— What you are asked to do —
Print each line of the listing once more, precisely as given.

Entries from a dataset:
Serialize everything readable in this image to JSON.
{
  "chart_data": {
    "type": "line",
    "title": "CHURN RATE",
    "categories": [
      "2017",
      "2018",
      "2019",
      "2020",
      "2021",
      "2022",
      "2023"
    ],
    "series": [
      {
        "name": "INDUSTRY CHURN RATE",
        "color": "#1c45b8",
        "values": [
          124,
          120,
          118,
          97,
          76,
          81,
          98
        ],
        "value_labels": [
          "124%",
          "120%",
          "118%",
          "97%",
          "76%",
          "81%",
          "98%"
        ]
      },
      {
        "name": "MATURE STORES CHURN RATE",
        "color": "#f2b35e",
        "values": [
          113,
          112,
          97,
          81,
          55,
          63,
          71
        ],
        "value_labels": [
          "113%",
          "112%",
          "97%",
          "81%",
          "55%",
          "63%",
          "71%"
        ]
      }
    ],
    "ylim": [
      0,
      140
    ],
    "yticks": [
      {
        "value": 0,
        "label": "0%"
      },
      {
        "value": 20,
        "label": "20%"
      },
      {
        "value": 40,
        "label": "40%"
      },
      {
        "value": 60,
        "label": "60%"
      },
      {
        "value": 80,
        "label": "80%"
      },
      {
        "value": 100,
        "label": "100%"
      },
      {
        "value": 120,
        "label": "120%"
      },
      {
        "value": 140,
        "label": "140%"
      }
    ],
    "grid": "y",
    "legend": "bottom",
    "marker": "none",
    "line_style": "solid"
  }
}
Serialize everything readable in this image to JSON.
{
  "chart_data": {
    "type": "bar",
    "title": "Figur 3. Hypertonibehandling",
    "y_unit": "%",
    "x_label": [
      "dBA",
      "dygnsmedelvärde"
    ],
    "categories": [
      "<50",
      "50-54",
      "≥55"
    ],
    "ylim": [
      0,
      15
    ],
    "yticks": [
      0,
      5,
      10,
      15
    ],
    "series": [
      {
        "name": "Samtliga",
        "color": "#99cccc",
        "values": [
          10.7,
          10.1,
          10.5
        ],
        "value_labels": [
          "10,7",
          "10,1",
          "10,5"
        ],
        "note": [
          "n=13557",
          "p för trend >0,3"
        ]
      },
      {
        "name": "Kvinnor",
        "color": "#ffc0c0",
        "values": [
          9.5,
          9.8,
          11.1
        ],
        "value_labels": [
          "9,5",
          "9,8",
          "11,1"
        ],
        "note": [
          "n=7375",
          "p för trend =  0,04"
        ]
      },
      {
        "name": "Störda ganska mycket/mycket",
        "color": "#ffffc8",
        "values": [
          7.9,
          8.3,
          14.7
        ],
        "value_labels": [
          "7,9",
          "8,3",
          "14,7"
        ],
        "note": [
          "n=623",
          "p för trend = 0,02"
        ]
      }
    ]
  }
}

— Result of the exercise —
Serialize everything readable in this image to JSON.
{
  "chart_data": {
    "type": "line",
    "title": "CHURN RATE",
    "categories": [
      "2017",
      "2018",
      "2019",
      "2020",
      "2021",
      "2022",
      "2023"
    ],
    "series": [
      {
        "name": "INDUSTRY CHURN RATE",
        "color": "#1c45b8",
        "values": [
          124,
          120,
          118,
          97,
          76,
          81,
          98
        ],
        "value_labels": [
          "124%",
          "120%",
          "118%",
          "97%",
          "76%",
          "81%",
          "98%"
        ]
      },
      {
        "name": "MATURE STORES CHURN RATE",
        "color": "#f2b35e",
        "values": [
          113,
          112,
          97,
          81,
          55,
          63,
          71
        ],
        "value_labels": [
          "113%",
          "112%",
          "97%",
          "81%",
          "55%",
          "63%",
          "71%"
        ]
      }
    ],
    "ylim": [
      0,
      140
    ],
    "yticks": [
      {
        "value": 0,
        "label": "0%"
      },
      {
        "value": 20,
        "label": "20%"
      },
      {
        "value": 40,
        "label": "40%"
      },
      {
        "value": 60,
        "label": "60%"
      },
      {
        "value": 80,
        "label": "80%"
      },
      {
        "value": 100,
        "label": "100%"
      },
      {
        "value": 120,
        "label": "120%"
      },
      {
        "value": 140,
        "label": "140%"
      }
    ],
    "grid": "y",
    "legend": "bottom",
    "marker": "none",
    "line_style": "solid"
  }
}
Serialize everything readable in this image to JSON.
{
  "chart_data": {
    "type": "bar",
    "title": "Figur 3. Hypertonibehandling",
    "y_unit": "%",
    "x_label": [
      "dBA",
      "dygnsmedelvärde"
    ],
    "categories": [
      "<50",
      "50-54",
      "≥55"
    ],
    "ylim": [
      0,
      15
    ],
    "yticks": [
      0,
      5,
      10,
      15
    ],
    "series": [
      {
        "name": "Samtliga",
        "color": "#99cccc",
        "values": [
          10.7,
          10.1,
          10.5
        ],
        "value_labels": [
          "10,7",
          "10,1",
          "10,5"
        ],
        "note": [
          "n=13557",
          "p för trend >0,3"
        ]
      },
      {
        "name": "Kvinnor",
        "color": "#ffc0c0",
        "values": [
          9.5,
          9.8,
          11.1
        ],
        "value_labels": [
          "9,5",
          "9,8",
          "11,1"
        ],
        "note": [
          "n=7375",
          "p för trend =  0,04"
        ]
      },
      {
        "name": "Störda ganska mycket/mycket",
        "color": "#ffffc8",
        "values": [
          7.9,
          8.3,
          14.7
        ],
        "value_labels": [
          "7,9",
          "8,3",
          "14,7"
        ],
        "note": [
          "n=623",
          "p för trend = 0,02"
        ]
      }
    ]
  }
}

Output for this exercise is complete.